[Items from a data source]
┌──

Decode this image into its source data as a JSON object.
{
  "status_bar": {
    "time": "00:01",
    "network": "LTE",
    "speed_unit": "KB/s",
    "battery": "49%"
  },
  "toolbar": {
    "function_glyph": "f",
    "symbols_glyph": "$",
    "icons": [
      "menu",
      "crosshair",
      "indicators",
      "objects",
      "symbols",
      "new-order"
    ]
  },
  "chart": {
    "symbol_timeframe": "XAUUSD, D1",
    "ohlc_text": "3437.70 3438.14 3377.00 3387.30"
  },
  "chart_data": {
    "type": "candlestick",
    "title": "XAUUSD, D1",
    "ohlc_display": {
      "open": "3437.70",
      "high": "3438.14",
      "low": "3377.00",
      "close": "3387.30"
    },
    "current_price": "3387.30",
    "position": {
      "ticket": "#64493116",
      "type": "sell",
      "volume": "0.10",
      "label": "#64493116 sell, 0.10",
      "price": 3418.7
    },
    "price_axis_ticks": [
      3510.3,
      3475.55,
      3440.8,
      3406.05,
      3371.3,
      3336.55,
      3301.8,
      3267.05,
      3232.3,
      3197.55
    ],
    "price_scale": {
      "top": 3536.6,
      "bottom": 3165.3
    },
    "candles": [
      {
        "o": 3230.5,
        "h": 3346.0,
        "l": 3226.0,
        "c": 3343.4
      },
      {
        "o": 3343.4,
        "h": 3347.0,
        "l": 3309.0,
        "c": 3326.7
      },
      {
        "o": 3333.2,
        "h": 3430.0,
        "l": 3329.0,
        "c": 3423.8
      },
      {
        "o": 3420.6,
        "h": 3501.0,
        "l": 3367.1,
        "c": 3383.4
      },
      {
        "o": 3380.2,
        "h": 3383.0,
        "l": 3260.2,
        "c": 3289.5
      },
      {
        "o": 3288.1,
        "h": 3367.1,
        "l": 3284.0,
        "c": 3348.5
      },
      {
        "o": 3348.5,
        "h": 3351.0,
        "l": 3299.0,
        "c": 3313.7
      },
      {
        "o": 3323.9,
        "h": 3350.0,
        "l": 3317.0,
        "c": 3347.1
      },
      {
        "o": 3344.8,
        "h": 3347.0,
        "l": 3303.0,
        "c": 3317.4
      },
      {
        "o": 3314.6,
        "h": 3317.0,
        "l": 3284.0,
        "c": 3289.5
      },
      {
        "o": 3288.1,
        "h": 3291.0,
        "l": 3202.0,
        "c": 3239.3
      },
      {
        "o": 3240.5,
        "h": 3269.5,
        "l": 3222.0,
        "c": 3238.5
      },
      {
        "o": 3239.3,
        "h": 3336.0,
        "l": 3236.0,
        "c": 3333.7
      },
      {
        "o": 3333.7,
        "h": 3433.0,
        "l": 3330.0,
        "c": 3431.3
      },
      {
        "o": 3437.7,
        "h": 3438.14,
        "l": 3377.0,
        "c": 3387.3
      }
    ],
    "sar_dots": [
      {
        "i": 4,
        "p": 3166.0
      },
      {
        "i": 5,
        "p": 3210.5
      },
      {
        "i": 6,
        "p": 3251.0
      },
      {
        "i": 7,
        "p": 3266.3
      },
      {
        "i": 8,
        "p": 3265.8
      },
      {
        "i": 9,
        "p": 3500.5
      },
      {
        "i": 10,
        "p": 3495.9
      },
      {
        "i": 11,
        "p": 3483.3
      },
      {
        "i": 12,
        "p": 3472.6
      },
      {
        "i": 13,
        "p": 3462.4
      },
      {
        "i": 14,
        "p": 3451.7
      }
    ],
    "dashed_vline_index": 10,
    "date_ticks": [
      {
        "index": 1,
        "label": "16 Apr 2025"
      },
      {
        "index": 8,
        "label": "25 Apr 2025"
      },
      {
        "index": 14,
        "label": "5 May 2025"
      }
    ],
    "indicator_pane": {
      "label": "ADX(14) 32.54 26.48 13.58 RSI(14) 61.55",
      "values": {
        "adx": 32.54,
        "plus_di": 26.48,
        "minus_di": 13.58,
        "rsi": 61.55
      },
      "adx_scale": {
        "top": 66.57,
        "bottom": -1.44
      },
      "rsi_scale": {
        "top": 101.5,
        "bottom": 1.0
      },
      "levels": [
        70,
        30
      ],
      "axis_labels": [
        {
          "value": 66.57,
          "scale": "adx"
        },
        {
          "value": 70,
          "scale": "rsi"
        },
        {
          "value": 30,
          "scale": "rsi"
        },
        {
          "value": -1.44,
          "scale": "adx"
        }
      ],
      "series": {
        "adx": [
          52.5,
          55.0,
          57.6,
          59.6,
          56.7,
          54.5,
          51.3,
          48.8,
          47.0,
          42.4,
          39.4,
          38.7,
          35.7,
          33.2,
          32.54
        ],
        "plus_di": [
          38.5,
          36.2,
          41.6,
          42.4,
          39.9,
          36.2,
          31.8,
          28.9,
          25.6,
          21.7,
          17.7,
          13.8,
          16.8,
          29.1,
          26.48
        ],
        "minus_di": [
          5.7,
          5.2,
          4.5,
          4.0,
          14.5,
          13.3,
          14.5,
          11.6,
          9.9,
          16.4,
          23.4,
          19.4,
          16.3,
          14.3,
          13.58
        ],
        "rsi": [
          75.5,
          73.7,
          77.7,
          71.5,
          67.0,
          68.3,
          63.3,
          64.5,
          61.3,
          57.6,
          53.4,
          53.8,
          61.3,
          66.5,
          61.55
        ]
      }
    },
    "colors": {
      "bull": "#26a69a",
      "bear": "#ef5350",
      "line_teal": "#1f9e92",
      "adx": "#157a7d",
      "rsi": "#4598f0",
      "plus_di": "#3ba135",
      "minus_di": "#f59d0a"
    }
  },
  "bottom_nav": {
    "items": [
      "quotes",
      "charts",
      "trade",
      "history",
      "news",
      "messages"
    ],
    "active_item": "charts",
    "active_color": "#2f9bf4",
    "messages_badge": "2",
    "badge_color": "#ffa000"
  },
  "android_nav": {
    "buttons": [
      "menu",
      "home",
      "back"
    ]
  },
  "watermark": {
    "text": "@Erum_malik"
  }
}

└──

- GIVEN REQUEST
Write out each line of the data above again, exactly as given.

- TASK RESPONSE
Decode this image into its source data as a JSON object.
{
  "status_bar": {
    "time": "00:01",
    "network": "LTE",
    "speed_unit": "KB/s",
    "battery": "49%"
  },
  "toolbar": {
    "function_glyph": "f",
    "symbols_glyph": "$",
    "icons": [
      "menu",
      "crosshair",
      "indicators",
      "objects",
      "symbols",
      "new-order"
    ]
  },
  "chart": {
    "symbol_timeframe": "XAUUSD, D1",
    "ohlc_text": "3437.70 3438.14 3377.00 3387.30"
  },
  "chart_data": {
    "type": "candlestick",
    "title": "XAUUSD, D1",
    "ohlc_display": {
      "open": "3437.70",
      "high": "3438.14",
      "low": "3377.00",
      "close": "3387.30"
    },
    "current_price": "3387.30",
    "position": {
      "ticket": "#64493116",
      "type": "sell",
      "volume": "0.10",
      "label": "#64493116 sell, 0.10",
      "price": 3418.7
    },
    "price_axis_ticks": [
      3510.3,
      3475.55,
      3440.8,
      3406.05,
      3371.3,
      3336.55,
      3301.8,
      3267.05,
      3232.3,
      3197.55
    ],
    "price_scale": {
      "top": 3536.6,
      "bottom": 3165.3
    },
    "candles": [
      {
        "o": 3230.5,
        "h": 3346.0,
        "l": 3226.0,
        "c": 3343.4
      },
      {
        "o": 3343.4,
        "h": 3347.0,
        "l": 3309.0,
        "c": 3326.7
      },
      {
        "o": 3333.2,
        "h": 3430.0,
        "l": 3329.0,
        "c": 3423.8
      },
      {
        "o": 3420.6,
        "h": 3501.0,
        "l": 3367.1,
        "c": 3383.4
      },
      {
        "o": 3380.2,
        "h": 3383.0,
        "l": 3260.2,
        "c": 3289.5
      },
      {
        "o": 3288.1,
        "h": 3367.1,
        "l": 3284.0,
        "c": 3348.5
      },
      {
        "o": 3348.5,
        "h": 3351.0,
        "l": 3299.0,
        "c": 3313.7
      },
      {
        "o": 3323.9,
        "h": 3350.0,
        "l": 3317.0,
        "c": 3347.1
      },
      {
        "o": 3344.8,
        "h": 3347.0,
        "l": 3303.0,
        "c": 3317.4
      },
      {
        "o": 3314.6,
        "h": 3317.0,
        "l": 3284.0,
        "c": 3289.5
      },
      {
        "o": 3288.1,
        "h": 3291.0,
        "l": 3202.0,
        "c": 3239.3
      },
      {
        "o": 3240.5,
        "h": 3269.5,
        "l": 3222.0,
        "c": 3238.5
      },
      {
        "o": 3239.3,
        "h": 3336.0,
        "l": 3236.0,
        "c": 3333.7
      },
      {
        "o": 3333.7,
        "h": 3433.0,
        "l": 3330.0,
        "c": 3431.3
      },
      {
        "o": 3437.7,
        "h": 3438.14,
        "l": 3377.0,
        "c": 3387.3
      }
    ],
    "sar_dots": [
      {
        "i": 4,
        "p": 3166.0
      },
      {
        "i": 5,
        "p": 3210.5
      },
      {
        "i": 6,
        "p": 3251.0
      },
      {
        "i": 7,
        "p": 3266.3
      },
      {
        "i": 8,
        "p": 3265.8
      },
      {
        "i": 9,
        "p": 3500.5
      },
      {
        "i": 10,
        "p": 3495.9
      },
      {
        "i": 11,
        "p": 3483.3
      },
      {
        "i": 12,
        "p": 3472.6
      },
      {
        "i": 13,
        "p": 3462.4
      },
      {
        "i": 14,
        "p": 3451.7
      }
    ],
    "dashed_vline_index": 10,
    "date_ticks": [
      {
        "index": 1,
        "label": "16 Apr 2025"
      },
      {
        "index": 8,
        "label": "25 Apr 2025"
      },
      {
        "index": 14,
        "label": "5 May 2025"
      }
    ],
    "indicator_pane": {
      "label": "ADX(14) 32.54 26.48 13.58 RSI(14) 61.55",
      "values": {
        "adx": 32.54,
        "plus_di": 26.48,
        "minus_di": 13.58,
        "rsi": 61.55
      },
      "adx_scale": {
        "top": 66.57,
        "bottom": -1.44
      },
      "rsi_scale": {
        "top": 101.5,
        "bottom": 1.0
      },
      "levels": [
        70,
        30
      ],
      "axis_labels": [
        {
          "value": 66.57,
          "scale": "adx"
        },
        {
          "value": 70,
          "scale": "rsi"
        },
        {
          "value": 30,
          "scale": "rsi"
        },
        {
          "value": -1.44,
          "scale": "adx"
        }
      ],
      "series": {
        "adx": [
          52.5,
          55.0,
          57.6,
          59.6,
          56.7,
          54.5,
          51.3,
          48.8,
          47.0,
          42.4,
          39.4,
          38.7,
          35.7,
          33.2,
          32.54
        ],
        "plus_di": [
          38.5,
          36.2,
          41.6,
          42.4,
          39.9,
          36.2,
          31.8,
          28.9,
          25.6,
          21.7,
          17.7,
          13.8,
          16.8,
          29.1,
          26.48
        ],
        "minus_di": [
          5.7,
          5.2,
          4.5,
          4.0,
          14.5,
          13.3,
          14.5,
          11.6,
          9.9,
          16.4,
          23.4,
          19.4,
          16.3,
          14.3,
          13.58
        ],
        "rsi": [
          75.5,
          73.7,
          77.7,
          71.5,
          67.0,
          68.3,
          63.3,
          64.5,
          61.3,
          57.6,
          53.4,
          53.8,
          61.3,
          66.5,
          61.55
        ]
      }
    },
    "colors": {
      "bull": "#26a69a",
      "bear": "#ef5350",
      "line_teal": "#1f9e92",
      "adx": "#157a7d",
      "rsi": "#4598f0",
      "plus_di": "#3ba135",
      "minus_di": "#f59d0a"
    }
  },
  "bottom_nav": {
    "items": [
      "quotes",
      "charts",
      "trade",
      "history",
      "news",
      "messages"
    ],
    "active_item": "charts",
    "active_color": "#2f9bf4",
    "messages_badge": "2",
    "badge_color": "#ffa000"
  },
  "android_nav": {
    "buttons": [
      "menu",
      "home",
      "back"
    ]
  },
  "watermark": {
    "text": "@Erum_malik"
  }
}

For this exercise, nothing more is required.